What this task involves —
Below are some entries; can you quote all of them exactly?

Entries shown —
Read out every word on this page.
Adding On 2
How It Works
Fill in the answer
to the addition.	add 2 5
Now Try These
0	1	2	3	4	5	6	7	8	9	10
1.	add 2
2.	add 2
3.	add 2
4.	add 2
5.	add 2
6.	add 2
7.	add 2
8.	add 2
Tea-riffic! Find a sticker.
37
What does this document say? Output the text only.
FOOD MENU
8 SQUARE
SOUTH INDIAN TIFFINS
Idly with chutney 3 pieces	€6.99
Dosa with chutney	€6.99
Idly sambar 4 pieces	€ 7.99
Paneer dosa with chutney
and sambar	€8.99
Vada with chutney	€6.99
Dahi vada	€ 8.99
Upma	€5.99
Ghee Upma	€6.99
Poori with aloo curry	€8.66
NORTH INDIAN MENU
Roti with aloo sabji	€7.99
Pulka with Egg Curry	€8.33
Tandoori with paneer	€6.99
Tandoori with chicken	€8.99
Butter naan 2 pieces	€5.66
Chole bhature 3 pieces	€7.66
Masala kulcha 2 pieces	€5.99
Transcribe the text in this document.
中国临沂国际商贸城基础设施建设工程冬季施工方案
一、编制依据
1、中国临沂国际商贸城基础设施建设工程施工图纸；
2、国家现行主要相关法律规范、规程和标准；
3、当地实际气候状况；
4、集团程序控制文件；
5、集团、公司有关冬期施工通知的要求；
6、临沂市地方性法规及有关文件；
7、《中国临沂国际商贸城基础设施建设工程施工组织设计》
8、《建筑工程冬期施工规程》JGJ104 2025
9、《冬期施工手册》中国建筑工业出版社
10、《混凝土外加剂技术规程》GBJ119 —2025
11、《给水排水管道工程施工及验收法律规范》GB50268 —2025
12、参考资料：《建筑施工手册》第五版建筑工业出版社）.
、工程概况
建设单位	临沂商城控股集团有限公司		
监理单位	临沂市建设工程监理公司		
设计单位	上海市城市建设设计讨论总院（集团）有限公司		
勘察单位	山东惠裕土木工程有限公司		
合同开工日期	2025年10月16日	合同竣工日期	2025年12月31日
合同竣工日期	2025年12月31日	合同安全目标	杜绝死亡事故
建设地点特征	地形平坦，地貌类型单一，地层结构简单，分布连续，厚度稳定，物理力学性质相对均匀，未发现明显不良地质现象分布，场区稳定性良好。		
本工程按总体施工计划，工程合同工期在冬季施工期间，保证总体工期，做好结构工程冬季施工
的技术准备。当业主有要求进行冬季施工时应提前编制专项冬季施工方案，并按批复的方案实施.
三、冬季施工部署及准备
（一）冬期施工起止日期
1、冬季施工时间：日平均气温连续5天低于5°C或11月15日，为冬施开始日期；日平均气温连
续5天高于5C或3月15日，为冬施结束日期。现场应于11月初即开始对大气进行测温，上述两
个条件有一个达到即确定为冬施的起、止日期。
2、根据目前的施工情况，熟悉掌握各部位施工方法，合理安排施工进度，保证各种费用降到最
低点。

Worked solution —
Read out every word on this page.
Adding On 2
How It Works
Fill in the answer
to the addition.	add 2 5
Now Try These
0	1	2	3	4	5	6	7	8	9	10
1.	add 2
2.	add 2
3.	add 2
4.	add 2
5.	add 2
6.	add 2
7.	add 2
8.	add 2
Tea-riffic! Find a sticker.
37
What does this document say? Output the text only.
FOOD MENU
8 SQUARE
SOUTH INDIAN TIFFINS
Idly with chutney 3 pieces	€6.99
Dosa with chutney	€6.99
Idly sambar 4 pieces	€ 7.99
Paneer dosa with chutney
and sambar	€8.99
Vada with chutney	€6.99
Dahi vada	€ 8.99
Upma	€5.99
Ghee Upma	€6.99
Poori with aloo curry	€8.66
NORTH INDIAN MENU
Roti with aloo sabji	€7.99
Pulka with Egg Curry	€8.33
Tandoori with paneer	€6.99
Tandoori with chicken	€8.99
Butter naan 2 pieces	€5.66
Chole bhature 3 pieces	€7.66
Masala kulcha 2 pieces	€5.99
Transcribe the text in this document.
中国临沂国际商贸城基础设施建设工程冬季施工方案
一、编制依据
1、中国临沂国际商贸城基础设施建设工程施工图纸；
2、国家现行主要相关法律规范、规程和标准；
3、当地实际气候状况；
4、集团程序控制文件；
5、集团、公司有关冬期施工通知的要求；
6、临沂市地方性法规及有关文件；
7、《中国临沂国际商贸城基础设施建设工程施工组织设计》
8、《建筑工程冬期施工规程》JGJ104 2025
9、《冬期施工手册》中国建筑工业出版社
10、《混凝土外加剂技术规程》GBJ119 —2025
11、《给水排水管道工程施工及验收法律规范》GB50268 —2025
12、参考资料：《建筑施工手册》第五版建筑工业出版社）.
、工程概况
建设单位	临沂商城控股集团有限公司		
监理单位	临沂市建设工程监理公司		
设计单位	上海市城市建设设计讨论总院（集团）有限公司		
勘察单位	山东惠裕土木工程有限公司		
合同开工日期	2025年10月16日	合同竣工日期	2025年12月31日
合同竣工日期	2025年12月31日	合同安全目标	杜绝死亡事故
建设地点特征	地形平坦，地貌类型单一，地层结构简单，分布连续，厚度稳定，物理力学性质相对均匀，未发现明显不良地质现象分布，场区稳定性良好。		
本工程按总体施工计划，工程合同工期在冬季施工期间，保证总体工期，做好结构工程冬季施工
的技术准备。当业主有要求进行冬季施工时应提前编制专项冬季施工方案，并按批复的方案实施.
三、冬季施工部署及准备
（一）冬期施工起止日期
1、冬季施工时间：日平均气温连续5天低于5°C或11月15日，为冬施开始日期；日平均气温连
续5天高于5C或3月15日，为冬施结束日期。现场应于11月初即开始对大气进行测温，上述两
个条件有一个达到即确定为冬施的起、止日期。
2、根据目前的施工情况，熟悉掌握各部位施工方法，合理安排施工进度，保证各种费用降到最
低点。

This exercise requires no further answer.